━━ Given information
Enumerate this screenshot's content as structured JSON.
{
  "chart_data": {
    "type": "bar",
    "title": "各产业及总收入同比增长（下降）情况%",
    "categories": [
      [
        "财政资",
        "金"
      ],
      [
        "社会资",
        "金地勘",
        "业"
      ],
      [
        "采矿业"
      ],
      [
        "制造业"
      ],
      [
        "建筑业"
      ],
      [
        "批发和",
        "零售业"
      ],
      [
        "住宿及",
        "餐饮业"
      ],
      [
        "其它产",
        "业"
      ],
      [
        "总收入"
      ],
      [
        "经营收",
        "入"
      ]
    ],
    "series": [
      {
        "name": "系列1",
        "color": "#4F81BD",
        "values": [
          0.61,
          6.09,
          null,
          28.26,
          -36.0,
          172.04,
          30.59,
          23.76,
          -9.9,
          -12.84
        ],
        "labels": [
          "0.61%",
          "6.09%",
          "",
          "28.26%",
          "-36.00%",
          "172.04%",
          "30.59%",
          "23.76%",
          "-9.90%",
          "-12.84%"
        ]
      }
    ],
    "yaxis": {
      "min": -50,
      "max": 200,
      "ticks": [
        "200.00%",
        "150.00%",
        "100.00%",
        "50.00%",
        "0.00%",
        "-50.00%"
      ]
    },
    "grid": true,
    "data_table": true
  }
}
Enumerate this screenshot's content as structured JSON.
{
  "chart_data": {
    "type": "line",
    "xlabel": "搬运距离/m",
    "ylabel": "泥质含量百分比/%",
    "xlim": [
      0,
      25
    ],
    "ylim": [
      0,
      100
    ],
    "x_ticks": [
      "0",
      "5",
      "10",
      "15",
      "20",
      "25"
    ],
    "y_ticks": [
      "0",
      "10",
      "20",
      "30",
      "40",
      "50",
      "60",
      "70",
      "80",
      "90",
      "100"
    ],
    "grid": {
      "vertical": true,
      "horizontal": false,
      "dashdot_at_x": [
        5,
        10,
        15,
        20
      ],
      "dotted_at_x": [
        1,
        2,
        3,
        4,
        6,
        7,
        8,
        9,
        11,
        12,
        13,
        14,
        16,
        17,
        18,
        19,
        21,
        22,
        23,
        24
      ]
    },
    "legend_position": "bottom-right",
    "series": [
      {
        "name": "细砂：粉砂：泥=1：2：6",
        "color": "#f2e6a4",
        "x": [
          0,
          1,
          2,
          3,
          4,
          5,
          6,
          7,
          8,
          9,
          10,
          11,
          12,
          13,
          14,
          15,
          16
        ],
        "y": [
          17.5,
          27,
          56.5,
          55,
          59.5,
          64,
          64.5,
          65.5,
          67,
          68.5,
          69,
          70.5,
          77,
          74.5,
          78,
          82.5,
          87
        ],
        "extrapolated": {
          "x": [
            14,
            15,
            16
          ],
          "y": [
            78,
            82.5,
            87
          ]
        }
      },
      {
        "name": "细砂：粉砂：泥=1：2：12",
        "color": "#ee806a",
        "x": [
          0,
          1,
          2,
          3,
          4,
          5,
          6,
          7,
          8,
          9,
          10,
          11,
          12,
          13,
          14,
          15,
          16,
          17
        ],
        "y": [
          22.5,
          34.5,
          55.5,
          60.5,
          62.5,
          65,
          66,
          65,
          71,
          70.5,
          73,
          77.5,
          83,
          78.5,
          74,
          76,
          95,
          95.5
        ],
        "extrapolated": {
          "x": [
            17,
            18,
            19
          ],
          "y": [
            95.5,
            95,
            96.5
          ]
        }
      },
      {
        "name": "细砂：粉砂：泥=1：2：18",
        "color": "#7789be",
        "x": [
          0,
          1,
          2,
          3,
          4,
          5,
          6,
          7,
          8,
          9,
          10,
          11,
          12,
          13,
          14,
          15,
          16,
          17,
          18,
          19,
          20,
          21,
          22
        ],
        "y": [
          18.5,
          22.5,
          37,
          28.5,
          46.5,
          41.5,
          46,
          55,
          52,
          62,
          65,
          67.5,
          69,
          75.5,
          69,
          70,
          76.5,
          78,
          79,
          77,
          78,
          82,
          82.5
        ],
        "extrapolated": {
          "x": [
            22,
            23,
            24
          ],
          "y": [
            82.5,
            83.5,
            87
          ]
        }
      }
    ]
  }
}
━━━━
**What you should do**. Quote the data in full, keeping each word unchanged.

**Result for this task**.
Enumerate this screenshot's content as structured JSON.
{
  "chart_data": {
    "type": "bar",
    "title": "各产业及总收入同比增长（下降）情况%",
    "categories": [
      [
        "财政资",
        "金"
      ],
      [
        "社会资",
        "金地勘",
        "业"
      ],
      [
        "采矿业"
      ],
      [
        "制造业"
      ],
      [
        "建筑业"
      ],
      [
        "批发和",
        "零售业"
      ],
      [
        "住宿及",
        "餐饮业"
      ],
      [
        "其它产",
        "业"
      ],
      [
        "总收入"
      ],
      [
        "经营收",
        "入"
      ]
    ],
    "series": [
      {
        "name": "系列1",
        "color": "#4F81BD",
        "values": [
          0.61,
          6.09,
          null,
          28.26,
          -36.0,
          172.04,
          30.59,
          23.76,
          -9.9,
          -12.84
        ],
        "labels": [
          "0.61%",
          "6.09%",
          "",
          "28.26%",
          "-36.00%",
          "172.04%",
          "30.59%",
          "23.76%",
          "-9.90%",
          "-12.84%"
        ]
      }
    ],
    "yaxis": {
      "min": -50,
      "max": 200,
      "ticks": [
        "200.00%",
        "150.00%",
        "100.00%",
        "50.00%",
        "0.00%",
        "-50.00%"
      ]
    },
    "grid": true,
    "data_table": true
  }
}
Enumerate this screenshot's content as structured JSON.
{
  "chart_data": {
    "type": "line",
    "xlabel": "搬运距离/m",
    "ylabel": "泥质含量百分比/%",
    "xlim": [
      0,
      25
    ],
    "ylim": [
      0,
      100
    ],
    "x_ticks": [
      "0",
      "5",
      "10",
      "15",
      "20",
      "25"
    ],
    "y_ticks": [
      "0",
      "10",
      "20",
      "30",
      "40",
      "50",
      "60",
      "70",
      "80",
      "90",
      "100"
    ],
    "grid": {
      "vertical": true,
      "horizontal": false,
      "dashdot_at_x": [
        5,
        10,
        15,
        20
      ],
      "dotted_at_x": [
        1,
        2,
        3,
        4,
        6,
        7,
        8,
        9,
        11,
        12,
        13,
        14,
        16,
        17,
        18,
        19,
        21,
        22,
        23,
        24
      ]
    },
    "legend_position": "bottom-right",
    "series": [
      {
        "name": "细砂：粉砂：泥=1：2：6",
        "color": "#f2e6a4",
        "x": [
          0,
          1,
          2,
          3,
          4,
          5,
          6,
          7,
          8,
          9,
          10,
          11,
          12,
          13,
          14,
          15,
          16
        ],
        "y": [
          17.5,
          27,
          56.5,
          55,
          59.5,
          64,
          64.5,
          65.5,
          67,
          68.5,
          69,
          70.5,
          77,
          74.5,
          78,
          82.5,
          87
        ],
        "extrapolated": {
          "x": [
            14,
            15,
            16
          ],
          "y": [
            78,
            82.5,
            87
          ]
        }
      },
      {
        "name": "细砂：粉砂：泥=1：2：12",
        "color": "#ee806a",
        "x": [
          0,
          1,
          2,
          3,
          4,
          5,
          6,
          7,
          8,
          9,
          10,
          11,
          12,
          13,
          14,
          15,
          16,
          17
        ],
        "y": [
          22.5,
          34.5,
          55.5,
          60.5,
          62.5,
          65,
          66,
          65,
          71,
          70.5,
          73,
          77.5,
          83,
          78.5,
          74,
          76,
          95,
          95.5
        ],
        "extrapolated": {
          "x": [
            17,
            18,
            19
          ],
          "y": [
            95.5,
            95,
            96.5
          ]
        }
      },
      {
        "name": "细砂：粉砂：泥=1：2：18",
        "color": "#7789be",
        "x": [
          0,
          1,
          2,
          3,
          4,
          5,
          6,
          7,
          8,
          9,
          10,
          11,
          12,
          13,
          14,
          15,
          16,
          17,
          18,
          19,
          20,
          21,
          22
        ],
        "y": [
          18.5,
          22.5,
          37,
          28.5,
          46.5,
          41.5,
          46,
          55,
          52,
          62,
          65,
          67.5,
          69,
          75.5,
          69,
          70,
          76.5,
          78,
          79,
          77,
          78,
          82,
          82.5
        ],
        "extrapolated": {
          "x": [
            22,
            23,
            24
          ],
          "y": [
            82.5,
            83.5,
            87
          ]
        }
      }
    ]
  }
}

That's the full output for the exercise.